§ **Work to be completed**: Filter the records below down to lines containing "training".

[Begin Data supplied]

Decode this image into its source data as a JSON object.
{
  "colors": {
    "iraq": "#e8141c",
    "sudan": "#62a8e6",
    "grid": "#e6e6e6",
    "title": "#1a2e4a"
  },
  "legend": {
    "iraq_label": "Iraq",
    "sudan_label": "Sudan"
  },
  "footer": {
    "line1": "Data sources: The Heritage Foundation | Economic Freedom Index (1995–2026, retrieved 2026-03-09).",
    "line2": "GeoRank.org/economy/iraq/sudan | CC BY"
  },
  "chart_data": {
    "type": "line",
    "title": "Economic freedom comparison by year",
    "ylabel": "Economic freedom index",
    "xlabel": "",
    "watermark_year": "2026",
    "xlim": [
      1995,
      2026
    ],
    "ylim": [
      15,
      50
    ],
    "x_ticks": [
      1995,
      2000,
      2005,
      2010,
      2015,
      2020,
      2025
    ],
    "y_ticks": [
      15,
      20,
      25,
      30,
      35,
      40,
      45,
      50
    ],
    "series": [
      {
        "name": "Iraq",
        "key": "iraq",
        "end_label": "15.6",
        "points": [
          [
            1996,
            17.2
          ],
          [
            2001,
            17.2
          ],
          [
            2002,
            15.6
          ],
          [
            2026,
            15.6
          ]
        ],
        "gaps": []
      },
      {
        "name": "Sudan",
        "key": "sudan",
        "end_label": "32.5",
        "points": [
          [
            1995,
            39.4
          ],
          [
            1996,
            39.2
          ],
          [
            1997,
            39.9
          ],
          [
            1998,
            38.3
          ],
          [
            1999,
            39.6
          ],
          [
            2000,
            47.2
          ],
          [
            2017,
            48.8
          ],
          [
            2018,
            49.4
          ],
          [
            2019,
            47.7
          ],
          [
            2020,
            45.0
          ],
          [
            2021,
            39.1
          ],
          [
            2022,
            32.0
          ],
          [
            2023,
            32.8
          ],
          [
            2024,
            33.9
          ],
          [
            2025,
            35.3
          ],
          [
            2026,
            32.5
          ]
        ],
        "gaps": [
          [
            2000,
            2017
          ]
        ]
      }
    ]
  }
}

[End Data supplied]
[Begin Data supplied]

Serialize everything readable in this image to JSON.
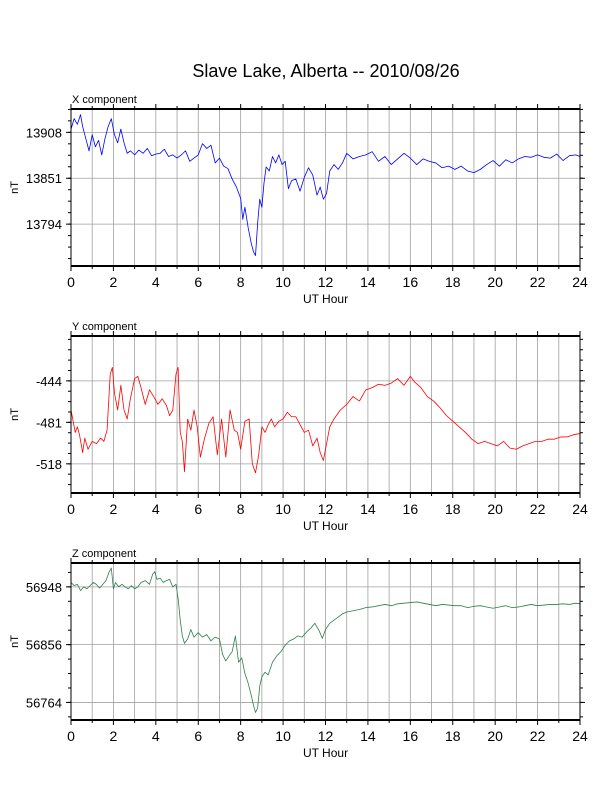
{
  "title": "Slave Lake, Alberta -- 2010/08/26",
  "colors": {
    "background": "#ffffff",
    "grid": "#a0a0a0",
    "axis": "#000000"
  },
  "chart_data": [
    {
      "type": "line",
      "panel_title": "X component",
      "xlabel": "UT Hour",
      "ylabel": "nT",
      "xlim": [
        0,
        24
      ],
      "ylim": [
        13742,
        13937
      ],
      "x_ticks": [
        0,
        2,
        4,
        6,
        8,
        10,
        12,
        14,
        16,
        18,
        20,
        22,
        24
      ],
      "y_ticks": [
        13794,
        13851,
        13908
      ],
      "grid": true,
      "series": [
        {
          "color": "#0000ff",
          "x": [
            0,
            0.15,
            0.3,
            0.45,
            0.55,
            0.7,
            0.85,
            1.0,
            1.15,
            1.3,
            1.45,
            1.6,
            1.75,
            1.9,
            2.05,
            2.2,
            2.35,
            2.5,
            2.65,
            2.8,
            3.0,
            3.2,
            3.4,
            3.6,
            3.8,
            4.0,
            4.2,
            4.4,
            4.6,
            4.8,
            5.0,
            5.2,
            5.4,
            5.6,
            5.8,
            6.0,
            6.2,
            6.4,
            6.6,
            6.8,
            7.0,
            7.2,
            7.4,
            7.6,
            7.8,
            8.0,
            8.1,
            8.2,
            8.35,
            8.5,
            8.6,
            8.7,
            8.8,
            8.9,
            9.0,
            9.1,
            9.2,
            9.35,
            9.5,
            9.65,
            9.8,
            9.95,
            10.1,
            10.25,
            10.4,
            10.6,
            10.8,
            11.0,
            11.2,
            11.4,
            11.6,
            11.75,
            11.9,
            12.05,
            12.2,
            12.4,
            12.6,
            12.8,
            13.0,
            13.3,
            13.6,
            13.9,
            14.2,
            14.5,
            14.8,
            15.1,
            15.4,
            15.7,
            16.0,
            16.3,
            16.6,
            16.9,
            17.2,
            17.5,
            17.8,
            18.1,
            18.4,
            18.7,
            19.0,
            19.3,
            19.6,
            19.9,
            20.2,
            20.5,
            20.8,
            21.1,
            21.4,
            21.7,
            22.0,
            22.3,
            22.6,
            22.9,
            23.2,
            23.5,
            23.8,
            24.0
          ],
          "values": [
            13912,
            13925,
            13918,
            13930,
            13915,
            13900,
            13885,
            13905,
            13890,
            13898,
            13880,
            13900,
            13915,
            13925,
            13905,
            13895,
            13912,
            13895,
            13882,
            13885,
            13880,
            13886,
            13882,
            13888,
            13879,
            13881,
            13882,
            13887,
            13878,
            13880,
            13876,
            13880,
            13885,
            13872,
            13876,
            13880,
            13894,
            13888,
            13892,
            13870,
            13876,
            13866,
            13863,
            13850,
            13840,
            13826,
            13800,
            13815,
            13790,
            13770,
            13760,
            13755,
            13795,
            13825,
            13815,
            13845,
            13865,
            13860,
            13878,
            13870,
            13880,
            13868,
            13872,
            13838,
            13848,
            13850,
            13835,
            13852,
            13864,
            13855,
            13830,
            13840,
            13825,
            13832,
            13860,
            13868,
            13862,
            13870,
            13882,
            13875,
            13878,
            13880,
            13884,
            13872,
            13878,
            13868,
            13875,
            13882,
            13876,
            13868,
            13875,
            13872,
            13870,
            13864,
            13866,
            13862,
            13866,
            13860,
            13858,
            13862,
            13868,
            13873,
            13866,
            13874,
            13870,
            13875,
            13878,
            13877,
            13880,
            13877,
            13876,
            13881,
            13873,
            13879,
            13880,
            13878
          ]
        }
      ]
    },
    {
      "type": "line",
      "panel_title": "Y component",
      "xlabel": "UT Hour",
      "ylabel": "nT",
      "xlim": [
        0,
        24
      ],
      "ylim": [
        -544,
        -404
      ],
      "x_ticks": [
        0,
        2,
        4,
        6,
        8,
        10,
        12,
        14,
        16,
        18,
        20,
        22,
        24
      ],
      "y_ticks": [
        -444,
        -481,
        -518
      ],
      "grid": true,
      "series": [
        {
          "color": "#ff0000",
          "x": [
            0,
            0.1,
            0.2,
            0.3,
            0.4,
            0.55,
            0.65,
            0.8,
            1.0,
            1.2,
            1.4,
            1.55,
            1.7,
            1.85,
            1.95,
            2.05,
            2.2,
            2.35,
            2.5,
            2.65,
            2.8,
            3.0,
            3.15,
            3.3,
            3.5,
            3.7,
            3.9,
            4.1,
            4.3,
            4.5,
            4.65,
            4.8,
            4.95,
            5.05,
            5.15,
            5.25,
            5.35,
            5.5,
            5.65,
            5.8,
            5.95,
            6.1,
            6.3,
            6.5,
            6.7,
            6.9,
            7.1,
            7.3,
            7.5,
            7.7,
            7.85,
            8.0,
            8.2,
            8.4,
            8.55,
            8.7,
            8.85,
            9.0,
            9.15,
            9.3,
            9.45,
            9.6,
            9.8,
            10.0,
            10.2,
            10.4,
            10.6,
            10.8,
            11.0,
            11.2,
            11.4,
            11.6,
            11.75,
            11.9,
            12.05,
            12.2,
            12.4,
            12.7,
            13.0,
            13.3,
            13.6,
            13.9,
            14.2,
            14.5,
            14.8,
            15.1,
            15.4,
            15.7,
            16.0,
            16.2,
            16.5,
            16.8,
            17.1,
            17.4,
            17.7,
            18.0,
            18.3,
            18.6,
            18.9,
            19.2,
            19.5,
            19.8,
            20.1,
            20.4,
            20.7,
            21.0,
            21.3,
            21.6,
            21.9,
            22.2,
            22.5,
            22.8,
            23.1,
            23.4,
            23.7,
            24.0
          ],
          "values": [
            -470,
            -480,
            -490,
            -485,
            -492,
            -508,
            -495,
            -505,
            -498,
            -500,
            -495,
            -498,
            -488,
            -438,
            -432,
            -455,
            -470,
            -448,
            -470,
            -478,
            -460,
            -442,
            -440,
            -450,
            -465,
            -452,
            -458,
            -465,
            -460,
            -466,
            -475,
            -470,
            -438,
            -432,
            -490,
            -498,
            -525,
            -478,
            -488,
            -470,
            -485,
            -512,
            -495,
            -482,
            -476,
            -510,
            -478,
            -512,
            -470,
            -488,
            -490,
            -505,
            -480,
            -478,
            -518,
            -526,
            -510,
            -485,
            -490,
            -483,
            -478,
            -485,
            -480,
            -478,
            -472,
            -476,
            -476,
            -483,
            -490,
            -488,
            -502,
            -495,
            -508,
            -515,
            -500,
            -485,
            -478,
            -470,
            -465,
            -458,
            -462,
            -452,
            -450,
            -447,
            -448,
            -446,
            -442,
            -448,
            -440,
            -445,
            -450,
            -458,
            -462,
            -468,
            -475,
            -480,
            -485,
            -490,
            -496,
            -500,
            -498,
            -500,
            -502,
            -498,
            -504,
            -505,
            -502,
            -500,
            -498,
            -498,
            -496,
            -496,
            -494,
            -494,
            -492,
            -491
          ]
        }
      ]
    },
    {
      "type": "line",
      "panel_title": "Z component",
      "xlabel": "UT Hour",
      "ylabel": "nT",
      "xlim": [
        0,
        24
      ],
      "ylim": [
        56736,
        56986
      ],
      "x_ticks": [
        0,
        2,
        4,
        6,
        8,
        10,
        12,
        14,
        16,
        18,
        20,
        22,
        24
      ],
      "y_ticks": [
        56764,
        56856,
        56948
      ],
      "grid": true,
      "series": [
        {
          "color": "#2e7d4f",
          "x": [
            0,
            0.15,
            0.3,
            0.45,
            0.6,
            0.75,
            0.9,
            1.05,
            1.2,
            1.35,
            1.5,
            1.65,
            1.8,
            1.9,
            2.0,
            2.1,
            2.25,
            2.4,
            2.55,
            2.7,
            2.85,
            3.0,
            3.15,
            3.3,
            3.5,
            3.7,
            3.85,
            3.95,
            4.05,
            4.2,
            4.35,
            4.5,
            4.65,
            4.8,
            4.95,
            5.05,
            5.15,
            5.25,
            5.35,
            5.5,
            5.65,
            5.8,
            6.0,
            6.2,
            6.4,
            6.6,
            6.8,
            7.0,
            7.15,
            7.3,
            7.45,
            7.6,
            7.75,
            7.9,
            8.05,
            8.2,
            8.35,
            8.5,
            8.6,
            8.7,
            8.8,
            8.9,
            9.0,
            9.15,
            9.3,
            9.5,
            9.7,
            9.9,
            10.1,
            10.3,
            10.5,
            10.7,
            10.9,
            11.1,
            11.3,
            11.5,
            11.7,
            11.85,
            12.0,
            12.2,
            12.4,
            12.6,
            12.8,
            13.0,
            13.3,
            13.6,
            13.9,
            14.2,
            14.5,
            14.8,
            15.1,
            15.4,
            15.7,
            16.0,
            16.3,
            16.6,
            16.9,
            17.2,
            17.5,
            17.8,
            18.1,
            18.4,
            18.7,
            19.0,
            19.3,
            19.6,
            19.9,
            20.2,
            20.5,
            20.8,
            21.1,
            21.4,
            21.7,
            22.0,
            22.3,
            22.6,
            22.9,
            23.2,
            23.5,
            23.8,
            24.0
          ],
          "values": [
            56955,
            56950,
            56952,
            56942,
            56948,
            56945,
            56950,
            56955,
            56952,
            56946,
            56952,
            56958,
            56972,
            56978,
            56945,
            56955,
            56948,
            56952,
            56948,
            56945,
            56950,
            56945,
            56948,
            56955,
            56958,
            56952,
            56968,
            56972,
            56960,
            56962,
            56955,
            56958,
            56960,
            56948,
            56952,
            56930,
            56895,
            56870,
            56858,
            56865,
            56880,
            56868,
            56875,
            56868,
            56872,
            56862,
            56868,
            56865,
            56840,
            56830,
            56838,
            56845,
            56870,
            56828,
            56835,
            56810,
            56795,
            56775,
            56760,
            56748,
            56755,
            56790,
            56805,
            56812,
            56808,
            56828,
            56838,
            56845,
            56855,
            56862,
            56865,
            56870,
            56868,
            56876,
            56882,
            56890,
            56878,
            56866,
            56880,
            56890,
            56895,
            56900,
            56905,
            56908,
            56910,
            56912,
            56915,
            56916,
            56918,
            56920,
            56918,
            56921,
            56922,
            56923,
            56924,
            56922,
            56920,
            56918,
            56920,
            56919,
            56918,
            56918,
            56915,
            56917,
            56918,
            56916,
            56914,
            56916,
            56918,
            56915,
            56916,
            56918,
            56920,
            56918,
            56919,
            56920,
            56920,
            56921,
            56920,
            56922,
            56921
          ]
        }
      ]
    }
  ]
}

[End Data supplied]
[Begin Data supplied]

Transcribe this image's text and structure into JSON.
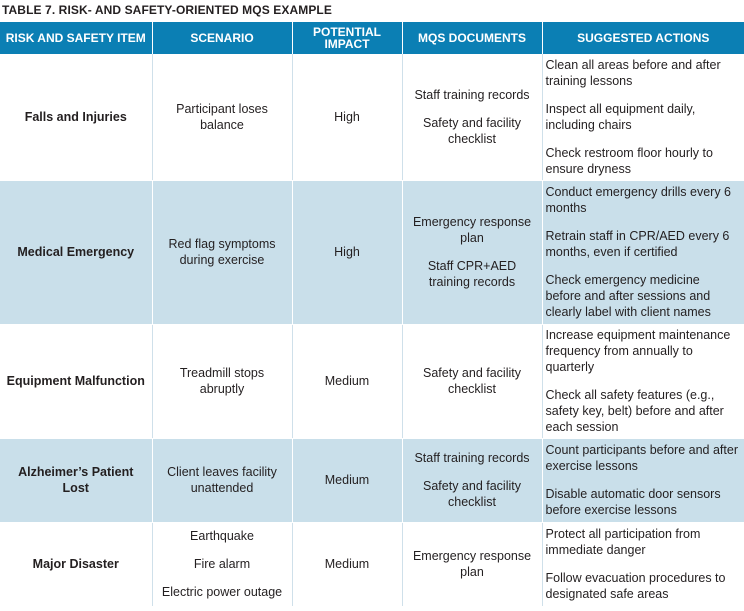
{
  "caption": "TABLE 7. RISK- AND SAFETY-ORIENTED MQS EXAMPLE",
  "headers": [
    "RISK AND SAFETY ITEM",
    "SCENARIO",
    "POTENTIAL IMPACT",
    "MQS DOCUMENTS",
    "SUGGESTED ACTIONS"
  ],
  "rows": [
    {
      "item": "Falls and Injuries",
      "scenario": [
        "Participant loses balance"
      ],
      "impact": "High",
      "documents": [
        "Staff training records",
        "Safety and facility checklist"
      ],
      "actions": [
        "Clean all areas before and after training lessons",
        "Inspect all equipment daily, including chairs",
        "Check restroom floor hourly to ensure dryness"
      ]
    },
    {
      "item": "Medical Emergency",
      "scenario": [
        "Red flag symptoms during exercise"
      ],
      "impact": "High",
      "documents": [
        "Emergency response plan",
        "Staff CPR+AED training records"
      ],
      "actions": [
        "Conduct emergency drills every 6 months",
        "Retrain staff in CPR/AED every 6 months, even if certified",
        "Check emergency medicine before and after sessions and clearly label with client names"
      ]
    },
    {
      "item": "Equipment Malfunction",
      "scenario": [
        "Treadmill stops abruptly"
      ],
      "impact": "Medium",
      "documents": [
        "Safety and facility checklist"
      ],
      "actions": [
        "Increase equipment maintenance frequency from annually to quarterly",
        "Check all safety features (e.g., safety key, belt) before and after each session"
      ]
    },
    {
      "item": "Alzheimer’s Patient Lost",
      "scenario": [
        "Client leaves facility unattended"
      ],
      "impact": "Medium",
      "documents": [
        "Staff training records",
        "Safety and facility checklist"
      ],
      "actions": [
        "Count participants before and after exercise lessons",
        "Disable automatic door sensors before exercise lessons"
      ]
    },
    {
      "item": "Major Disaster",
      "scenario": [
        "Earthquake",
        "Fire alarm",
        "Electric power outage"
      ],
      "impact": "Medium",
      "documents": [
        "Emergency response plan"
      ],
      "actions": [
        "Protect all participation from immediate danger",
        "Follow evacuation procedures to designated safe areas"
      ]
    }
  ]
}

[End Data supplied]

§ **Written response**:
        "Staff training records",
        "Clean all areas before and after training lessons",
        "Staff CPR+AED training records"
        "Staff training records",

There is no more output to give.